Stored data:

======

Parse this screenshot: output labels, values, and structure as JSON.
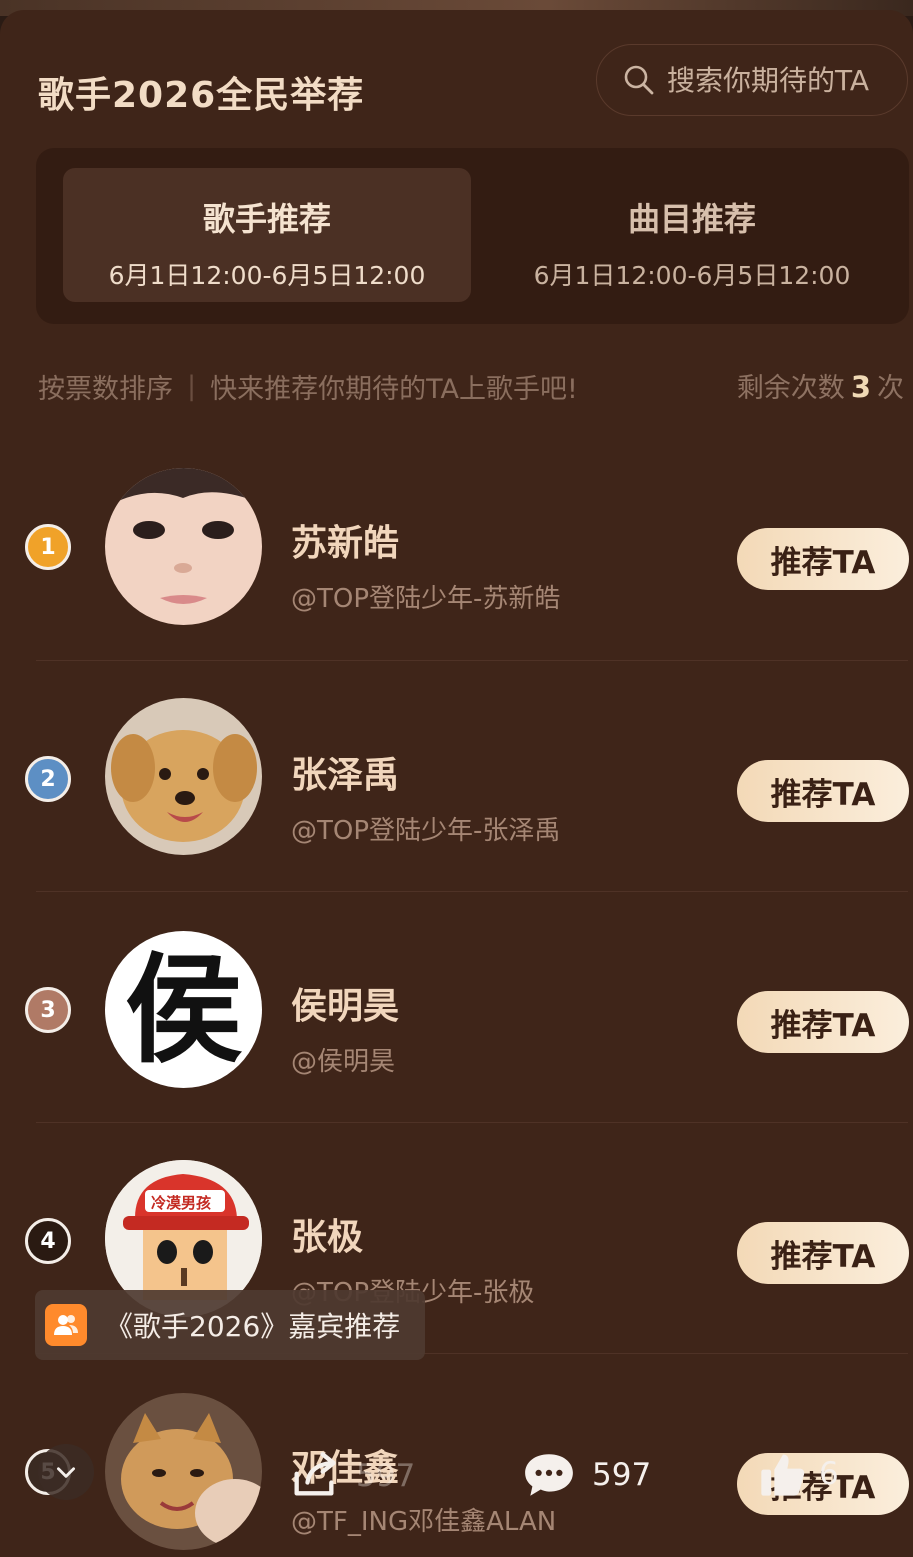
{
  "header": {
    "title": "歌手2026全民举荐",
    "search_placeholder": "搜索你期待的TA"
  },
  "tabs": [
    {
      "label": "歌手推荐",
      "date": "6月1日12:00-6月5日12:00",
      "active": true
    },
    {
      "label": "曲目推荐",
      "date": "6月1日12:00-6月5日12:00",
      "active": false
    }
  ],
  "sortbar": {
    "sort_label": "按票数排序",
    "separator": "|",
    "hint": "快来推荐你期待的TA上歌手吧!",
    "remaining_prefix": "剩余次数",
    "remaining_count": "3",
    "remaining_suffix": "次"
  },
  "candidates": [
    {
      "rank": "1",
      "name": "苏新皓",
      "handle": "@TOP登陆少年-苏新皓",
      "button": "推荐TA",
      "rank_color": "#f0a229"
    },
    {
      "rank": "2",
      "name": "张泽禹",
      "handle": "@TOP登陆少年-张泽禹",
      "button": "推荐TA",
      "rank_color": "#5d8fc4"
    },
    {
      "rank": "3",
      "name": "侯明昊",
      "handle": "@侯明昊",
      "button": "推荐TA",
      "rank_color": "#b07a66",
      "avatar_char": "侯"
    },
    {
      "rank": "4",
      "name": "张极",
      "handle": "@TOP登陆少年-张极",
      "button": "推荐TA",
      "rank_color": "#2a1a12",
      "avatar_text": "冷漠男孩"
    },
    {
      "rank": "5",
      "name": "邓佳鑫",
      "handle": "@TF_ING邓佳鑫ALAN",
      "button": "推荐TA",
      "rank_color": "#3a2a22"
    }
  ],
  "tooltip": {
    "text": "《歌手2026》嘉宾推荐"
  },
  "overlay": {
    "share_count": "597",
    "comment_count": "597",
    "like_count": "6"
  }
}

======

• **Aim**
Note how many lines in the listing above hold the string "name", then give only that figure.

• **Task solution**
5